§ Dataset excerpts
** BEGIN **

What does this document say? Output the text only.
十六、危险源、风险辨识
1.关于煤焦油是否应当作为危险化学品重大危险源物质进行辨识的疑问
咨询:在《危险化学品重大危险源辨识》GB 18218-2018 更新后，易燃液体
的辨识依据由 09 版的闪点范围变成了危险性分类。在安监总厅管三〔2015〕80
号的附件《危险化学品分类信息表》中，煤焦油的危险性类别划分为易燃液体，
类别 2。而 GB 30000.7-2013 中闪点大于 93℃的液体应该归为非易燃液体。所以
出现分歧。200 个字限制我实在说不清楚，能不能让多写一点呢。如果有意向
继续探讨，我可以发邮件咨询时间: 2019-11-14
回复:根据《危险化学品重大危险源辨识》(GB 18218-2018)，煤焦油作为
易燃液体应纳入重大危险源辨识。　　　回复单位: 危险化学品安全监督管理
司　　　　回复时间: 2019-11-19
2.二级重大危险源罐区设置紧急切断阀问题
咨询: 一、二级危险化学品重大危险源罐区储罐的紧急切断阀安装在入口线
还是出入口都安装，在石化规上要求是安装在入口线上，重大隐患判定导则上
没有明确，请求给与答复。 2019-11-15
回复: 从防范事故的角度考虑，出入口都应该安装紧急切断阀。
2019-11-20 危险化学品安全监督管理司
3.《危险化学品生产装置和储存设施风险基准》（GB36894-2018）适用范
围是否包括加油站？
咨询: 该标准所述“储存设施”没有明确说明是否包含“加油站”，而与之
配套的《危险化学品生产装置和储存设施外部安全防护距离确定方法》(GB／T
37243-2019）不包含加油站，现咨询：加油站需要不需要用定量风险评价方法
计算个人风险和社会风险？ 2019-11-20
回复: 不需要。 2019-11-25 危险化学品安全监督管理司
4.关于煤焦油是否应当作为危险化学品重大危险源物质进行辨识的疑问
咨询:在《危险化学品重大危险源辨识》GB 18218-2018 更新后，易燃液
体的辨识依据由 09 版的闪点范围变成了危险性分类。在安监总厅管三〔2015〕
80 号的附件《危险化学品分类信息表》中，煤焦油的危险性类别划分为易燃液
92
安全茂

** END **

§ What is required
Return all the data exactly as given.

§ Written answer
What does this document say? Output the text only.
十六、危险源、风险辨识
1.关于煤焦油是否应当作为危险化学品重大危险源物质进行辨识的疑问
咨询:在《危险化学品重大危险源辨识》GB 18218-2018 更新后，易燃液体
的辨识依据由 09 版的闪点范围变成了危险性分类。在安监总厅管三〔2015〕80
号的附件《危险化学品分类信息表》中，煤焦油的危险性类别划分为易燃液体，
类别 2。而 GB 30000.7-2013 中闪点大于 93℃的液体应该归为非易燃液体。所以
出现分歧。200 个字限制我实在说不清楚，能不能让多写一点呢。如果有意向
继续探讨，我可以发邮件咨询时间: 2019-11-14
回复:根据《危险化学品重大危险源辨识》(GB 18218-2018)，煤焦油作为
易燃液体应纳入重大危险源辨识。　　　回复单位: 危险化学品安全监督管理
司　　　　回复时间: 2019-11-19
2.二级重大危险源罐区设置紧急切断阀问题
咨询: 一、二级危险化学品重大危险源罐区储罐的紧急切断阀安装在入口线
还是出入口都安装，在石化规上要求是安装在入口线上，重大隐患判定导则上
没有明确，请求给与答复。 2019-11-15
回复: 从防范事故的角度考虑，出入口都应该安装紧急切断阀。
2019-11-20 危险化学品安全监督管理司
3.《危险化学品生产装置和储存设施风险基准》（GB36894-2018）适用范
围是否包括加油站？
咨询: 该标准所述“储存设施”没有明确说明是否包含“加油站”，而与之
配套的《危险化学品生产装置和储存设施外部安全防护距离确定方法》(GB／T
37243-2019）不包含加油站，现咨询：加油站需要不需要用定量风险评价方法
计算个人风险和社会风险？ 2019-11-20
回复: 不需要。 2019-11-25 危险化学品安全监督管理司
4.关于煤焦油是否应当作为危险化学品重大危险源物质进行辨识的疑问
咨询:在《危险化学品重大危险源辨识》GB 18218-2018 更新后，易燃液
体的辨识依据由 09 版的闪点范围变成了危险性分类。在安监总厅管三〔2015〕
80 号的附件《危险化学品分类信息表》中，煤焦油的危险性类别划分为易燃液
92
安全茂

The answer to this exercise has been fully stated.